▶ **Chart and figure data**
>>

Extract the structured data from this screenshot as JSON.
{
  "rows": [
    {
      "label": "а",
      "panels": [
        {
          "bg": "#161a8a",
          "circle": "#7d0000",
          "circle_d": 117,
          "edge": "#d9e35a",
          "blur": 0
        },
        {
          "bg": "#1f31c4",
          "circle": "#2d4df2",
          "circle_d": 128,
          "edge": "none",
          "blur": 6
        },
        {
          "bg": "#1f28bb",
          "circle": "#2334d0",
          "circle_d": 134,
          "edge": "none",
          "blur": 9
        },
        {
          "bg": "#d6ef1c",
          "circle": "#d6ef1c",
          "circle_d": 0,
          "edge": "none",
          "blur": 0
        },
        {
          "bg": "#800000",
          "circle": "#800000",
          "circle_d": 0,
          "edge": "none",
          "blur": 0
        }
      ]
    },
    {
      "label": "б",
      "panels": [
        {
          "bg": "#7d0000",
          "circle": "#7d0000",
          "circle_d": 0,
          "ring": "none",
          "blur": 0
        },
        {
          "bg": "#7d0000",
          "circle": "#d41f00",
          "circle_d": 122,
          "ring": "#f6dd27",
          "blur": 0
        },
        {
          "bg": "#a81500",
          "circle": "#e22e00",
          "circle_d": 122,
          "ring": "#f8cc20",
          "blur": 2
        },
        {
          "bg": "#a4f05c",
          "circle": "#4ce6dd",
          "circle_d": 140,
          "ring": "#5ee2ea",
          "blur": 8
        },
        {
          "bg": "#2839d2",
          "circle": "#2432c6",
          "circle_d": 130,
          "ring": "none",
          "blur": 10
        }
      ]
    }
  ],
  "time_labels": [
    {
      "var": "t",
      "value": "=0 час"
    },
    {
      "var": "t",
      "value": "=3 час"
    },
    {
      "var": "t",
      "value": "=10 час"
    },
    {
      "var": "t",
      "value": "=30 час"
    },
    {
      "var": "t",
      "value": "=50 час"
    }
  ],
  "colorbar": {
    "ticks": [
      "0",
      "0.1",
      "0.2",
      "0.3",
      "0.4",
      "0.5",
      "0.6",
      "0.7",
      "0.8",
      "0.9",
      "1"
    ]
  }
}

<<

▶ **What to produce**
Extract the complete listing above, reproducing each line exactly.

▶ **Completed exercise**
Extract the structured data from this screenshot as JSON.
{
  "rows": [
    {
      "label": "а",
      "panels": [
        {
          "bg": "#161a8a",
          "circle": "#7d0000",
          "circle_d": 117,
          "edge": "#d9e35a",
          "blur": 0
        },
        {
          "bg": "#1f31c4",
          "circle": "#2d4df2",
          "circle_d": 128,
          "edge": "none",
          "blur": 6
        },
        {
          "bg": "#1f28bb",
          "circle": "#2334d0",
          "circle_d": 134,
          "edge": "none",
          "blur": 9
        },
        {
          "bg": "#d6ef1c",
          "circle": "#d6ef1c",
          "circle_d": 0,
          "edge": "none",
          "blur": 0
        },
        {
          "bg": "#800000",
          "circle": "#800000",
          "circle_d": 0,
          "edge": "none",
          "blur": 0
        }
      ]
    },
    {
      "label": "б",
      "panels": [
        {
          "bg": "#7d0000",
          "circle": "#7d0000",
          "circle_d": 0,
          "ring": "none",
          "blur": 0
        },
        {
          "bg": "#7d0000",
          "circle": "#d41f00",
          "circle_d": 122,
          "ring": "#f6dd27",
          "blur": 0
        },
        {
          "bg": "#a81500",
          "circle": "#e22e00",
          "circle_d": 122,
          "ring": "#f8cc20",
          "blur": 2
        },
        {
          "bg": "#a4f05c",
          "circle": "#4ce6dd",
          "circle_d": 140,
          "ring": "#5ee2ea",
          "blur": 8
        },
        {
          "bg": "#2839d2",
          "circle": "#2432c6",
          "circle_d": 130,
          "ring": "none",
          "blur": 10
        }
      ]
    }
  ],
  "time_labels": [
    {
      "var": "t",
      "value": "=0 час"
    },
    {
      "var": "t",
      "value": "=3 час"
    },
    {
      "var": "t",
      "value": "=10 час"
    },
    {
      "var": "t",
      "value": "=30 час"
    },
    {
      "var": "t",
      "value": "=50 час"
    }
  ],
  "colorbar": {
    "ticks": [
      "0",
      "0.1",
      "0.2",
      "0.3",
      "0.4",
      "0.5",
      "0.6",
      "0.7",
      "0.8",
      "0.9",
      "1"
    ]
  }
}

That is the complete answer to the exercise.